** AIM **
Locate the lines that hold the string "content". Copy every such line.

Records from a collection of figures
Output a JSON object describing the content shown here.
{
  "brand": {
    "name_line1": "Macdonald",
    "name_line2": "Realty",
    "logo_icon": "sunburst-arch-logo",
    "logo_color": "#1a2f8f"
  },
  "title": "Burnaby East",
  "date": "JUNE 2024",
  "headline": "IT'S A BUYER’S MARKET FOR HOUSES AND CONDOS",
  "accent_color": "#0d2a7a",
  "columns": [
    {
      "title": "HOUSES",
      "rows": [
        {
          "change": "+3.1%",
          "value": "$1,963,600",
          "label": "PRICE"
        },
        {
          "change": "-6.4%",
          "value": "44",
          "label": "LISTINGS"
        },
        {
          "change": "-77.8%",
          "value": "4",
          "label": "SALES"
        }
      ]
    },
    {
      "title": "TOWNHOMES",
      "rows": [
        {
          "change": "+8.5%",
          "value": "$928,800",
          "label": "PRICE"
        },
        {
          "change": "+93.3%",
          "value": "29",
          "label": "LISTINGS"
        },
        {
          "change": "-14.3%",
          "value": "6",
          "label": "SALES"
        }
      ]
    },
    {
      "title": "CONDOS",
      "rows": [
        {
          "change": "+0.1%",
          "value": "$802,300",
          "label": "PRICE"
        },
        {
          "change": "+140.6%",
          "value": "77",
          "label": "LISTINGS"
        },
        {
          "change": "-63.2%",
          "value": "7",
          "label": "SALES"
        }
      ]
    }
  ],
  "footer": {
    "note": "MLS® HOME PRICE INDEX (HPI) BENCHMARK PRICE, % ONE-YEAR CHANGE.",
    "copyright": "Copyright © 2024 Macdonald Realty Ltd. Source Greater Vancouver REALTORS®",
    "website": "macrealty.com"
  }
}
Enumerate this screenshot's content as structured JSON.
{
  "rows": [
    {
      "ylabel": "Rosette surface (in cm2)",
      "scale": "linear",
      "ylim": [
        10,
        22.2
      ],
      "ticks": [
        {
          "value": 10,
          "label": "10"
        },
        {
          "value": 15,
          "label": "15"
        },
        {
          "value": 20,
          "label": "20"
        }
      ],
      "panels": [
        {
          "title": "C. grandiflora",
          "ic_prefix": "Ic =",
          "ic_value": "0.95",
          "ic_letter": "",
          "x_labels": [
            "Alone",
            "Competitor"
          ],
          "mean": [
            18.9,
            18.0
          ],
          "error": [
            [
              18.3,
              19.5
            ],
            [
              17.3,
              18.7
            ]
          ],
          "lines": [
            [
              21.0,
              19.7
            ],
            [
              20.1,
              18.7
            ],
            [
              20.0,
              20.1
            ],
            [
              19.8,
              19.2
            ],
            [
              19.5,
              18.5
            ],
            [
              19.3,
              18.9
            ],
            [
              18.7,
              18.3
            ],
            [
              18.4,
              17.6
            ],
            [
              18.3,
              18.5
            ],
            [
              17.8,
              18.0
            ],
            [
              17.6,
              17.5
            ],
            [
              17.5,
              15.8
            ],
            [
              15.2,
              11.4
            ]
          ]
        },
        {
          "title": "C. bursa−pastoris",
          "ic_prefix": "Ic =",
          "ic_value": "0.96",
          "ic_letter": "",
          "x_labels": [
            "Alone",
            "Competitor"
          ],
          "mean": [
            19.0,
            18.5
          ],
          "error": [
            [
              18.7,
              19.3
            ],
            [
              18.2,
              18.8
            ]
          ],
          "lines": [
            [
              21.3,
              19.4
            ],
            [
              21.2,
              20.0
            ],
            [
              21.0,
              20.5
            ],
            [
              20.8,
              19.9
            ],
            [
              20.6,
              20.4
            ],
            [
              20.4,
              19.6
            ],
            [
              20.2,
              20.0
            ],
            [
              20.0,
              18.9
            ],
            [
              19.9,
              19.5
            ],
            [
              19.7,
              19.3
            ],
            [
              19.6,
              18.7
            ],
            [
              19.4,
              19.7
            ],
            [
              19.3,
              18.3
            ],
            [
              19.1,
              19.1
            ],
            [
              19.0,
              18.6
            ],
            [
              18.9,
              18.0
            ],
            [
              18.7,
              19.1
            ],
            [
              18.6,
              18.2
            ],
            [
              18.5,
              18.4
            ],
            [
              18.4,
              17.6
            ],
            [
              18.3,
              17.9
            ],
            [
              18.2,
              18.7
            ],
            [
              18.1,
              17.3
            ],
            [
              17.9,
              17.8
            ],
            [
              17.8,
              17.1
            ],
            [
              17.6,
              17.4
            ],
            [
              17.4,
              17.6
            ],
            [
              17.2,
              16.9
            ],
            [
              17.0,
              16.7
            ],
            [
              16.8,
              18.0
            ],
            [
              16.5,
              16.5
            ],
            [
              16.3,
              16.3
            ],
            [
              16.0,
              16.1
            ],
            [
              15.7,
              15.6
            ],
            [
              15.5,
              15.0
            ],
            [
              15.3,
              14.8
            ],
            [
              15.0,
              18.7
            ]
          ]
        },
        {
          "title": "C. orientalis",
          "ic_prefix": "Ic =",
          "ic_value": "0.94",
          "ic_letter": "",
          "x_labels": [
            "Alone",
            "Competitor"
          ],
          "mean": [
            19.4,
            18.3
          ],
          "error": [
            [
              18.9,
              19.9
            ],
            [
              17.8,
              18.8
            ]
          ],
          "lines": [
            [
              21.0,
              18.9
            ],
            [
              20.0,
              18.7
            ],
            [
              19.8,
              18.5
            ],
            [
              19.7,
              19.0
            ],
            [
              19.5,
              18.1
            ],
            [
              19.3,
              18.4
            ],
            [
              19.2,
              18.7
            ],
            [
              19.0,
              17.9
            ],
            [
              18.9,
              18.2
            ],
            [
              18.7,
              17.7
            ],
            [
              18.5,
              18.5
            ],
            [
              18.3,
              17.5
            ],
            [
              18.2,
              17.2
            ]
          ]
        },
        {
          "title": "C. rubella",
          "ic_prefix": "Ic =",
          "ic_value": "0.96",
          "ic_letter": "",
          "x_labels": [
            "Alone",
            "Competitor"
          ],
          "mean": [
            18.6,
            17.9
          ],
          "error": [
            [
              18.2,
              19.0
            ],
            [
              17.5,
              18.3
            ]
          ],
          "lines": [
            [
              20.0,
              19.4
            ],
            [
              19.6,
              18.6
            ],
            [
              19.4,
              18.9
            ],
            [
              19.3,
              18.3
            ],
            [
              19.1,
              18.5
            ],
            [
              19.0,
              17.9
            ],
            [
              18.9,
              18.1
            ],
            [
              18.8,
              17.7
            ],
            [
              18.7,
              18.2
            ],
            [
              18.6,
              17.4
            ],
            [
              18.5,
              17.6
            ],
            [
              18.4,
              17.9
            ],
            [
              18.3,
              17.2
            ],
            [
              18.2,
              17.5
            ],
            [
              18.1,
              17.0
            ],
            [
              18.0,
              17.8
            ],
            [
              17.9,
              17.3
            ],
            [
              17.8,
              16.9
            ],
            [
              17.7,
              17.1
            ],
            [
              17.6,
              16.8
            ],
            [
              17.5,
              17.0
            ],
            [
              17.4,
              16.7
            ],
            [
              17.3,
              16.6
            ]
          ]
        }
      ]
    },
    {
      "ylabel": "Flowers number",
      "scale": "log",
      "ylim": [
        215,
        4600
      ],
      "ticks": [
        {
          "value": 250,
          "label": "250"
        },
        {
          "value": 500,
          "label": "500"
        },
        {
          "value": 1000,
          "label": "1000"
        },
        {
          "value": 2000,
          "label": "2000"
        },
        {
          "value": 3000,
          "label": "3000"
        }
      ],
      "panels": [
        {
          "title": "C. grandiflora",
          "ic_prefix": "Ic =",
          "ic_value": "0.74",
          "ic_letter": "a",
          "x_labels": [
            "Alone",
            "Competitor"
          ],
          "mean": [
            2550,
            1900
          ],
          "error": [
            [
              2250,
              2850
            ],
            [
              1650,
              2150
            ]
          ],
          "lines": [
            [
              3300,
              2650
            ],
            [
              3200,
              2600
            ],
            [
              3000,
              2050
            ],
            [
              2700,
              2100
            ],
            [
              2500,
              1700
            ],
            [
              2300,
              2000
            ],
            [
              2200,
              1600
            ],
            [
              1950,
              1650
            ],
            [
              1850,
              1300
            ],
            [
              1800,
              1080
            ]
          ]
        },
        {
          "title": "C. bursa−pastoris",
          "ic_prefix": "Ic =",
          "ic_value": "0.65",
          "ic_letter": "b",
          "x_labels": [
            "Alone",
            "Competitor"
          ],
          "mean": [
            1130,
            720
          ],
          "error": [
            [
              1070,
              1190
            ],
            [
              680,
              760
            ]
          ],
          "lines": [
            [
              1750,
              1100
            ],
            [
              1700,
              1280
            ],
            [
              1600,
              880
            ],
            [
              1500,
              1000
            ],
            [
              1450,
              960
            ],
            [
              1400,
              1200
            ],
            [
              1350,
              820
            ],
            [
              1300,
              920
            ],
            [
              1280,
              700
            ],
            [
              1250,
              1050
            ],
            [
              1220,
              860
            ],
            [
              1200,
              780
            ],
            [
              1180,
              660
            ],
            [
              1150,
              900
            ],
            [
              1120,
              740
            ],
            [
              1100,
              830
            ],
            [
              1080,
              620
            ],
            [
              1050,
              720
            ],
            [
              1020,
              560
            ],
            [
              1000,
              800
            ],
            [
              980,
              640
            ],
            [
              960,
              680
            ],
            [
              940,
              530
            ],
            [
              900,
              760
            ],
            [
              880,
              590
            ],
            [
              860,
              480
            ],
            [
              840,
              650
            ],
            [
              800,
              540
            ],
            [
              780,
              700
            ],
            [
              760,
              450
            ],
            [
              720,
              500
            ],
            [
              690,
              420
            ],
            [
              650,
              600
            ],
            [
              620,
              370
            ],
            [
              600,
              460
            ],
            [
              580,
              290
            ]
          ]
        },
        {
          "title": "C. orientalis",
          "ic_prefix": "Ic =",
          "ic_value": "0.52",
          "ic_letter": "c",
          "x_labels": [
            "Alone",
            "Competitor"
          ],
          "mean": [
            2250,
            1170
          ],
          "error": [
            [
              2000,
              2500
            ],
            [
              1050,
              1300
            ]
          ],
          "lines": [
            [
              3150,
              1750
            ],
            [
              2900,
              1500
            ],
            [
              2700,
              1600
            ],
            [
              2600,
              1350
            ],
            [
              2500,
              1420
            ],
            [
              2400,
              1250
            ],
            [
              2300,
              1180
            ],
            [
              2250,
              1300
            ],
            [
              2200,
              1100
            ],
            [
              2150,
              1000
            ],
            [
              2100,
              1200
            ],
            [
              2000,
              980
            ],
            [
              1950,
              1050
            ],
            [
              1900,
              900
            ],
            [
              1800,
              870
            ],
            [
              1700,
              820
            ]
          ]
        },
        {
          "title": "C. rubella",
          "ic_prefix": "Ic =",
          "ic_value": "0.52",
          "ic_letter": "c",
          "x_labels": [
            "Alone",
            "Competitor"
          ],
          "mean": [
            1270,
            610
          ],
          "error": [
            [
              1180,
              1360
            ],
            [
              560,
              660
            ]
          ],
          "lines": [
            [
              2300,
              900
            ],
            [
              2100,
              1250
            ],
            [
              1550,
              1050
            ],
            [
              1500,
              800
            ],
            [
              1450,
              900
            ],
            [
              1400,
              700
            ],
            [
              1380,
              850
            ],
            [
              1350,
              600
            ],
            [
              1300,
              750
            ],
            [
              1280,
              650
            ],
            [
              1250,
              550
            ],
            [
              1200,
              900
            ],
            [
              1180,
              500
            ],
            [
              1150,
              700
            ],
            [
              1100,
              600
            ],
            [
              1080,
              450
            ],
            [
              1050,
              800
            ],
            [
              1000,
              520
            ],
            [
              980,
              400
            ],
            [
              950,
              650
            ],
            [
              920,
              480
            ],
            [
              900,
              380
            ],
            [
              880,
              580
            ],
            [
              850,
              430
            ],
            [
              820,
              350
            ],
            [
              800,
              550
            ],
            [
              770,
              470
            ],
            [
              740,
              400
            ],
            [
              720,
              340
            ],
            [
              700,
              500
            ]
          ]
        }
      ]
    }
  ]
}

** EXERCISE ANSWER **
Output a JSON object describing the content shown here.
Enumerate this screenshot's content as structured JSON.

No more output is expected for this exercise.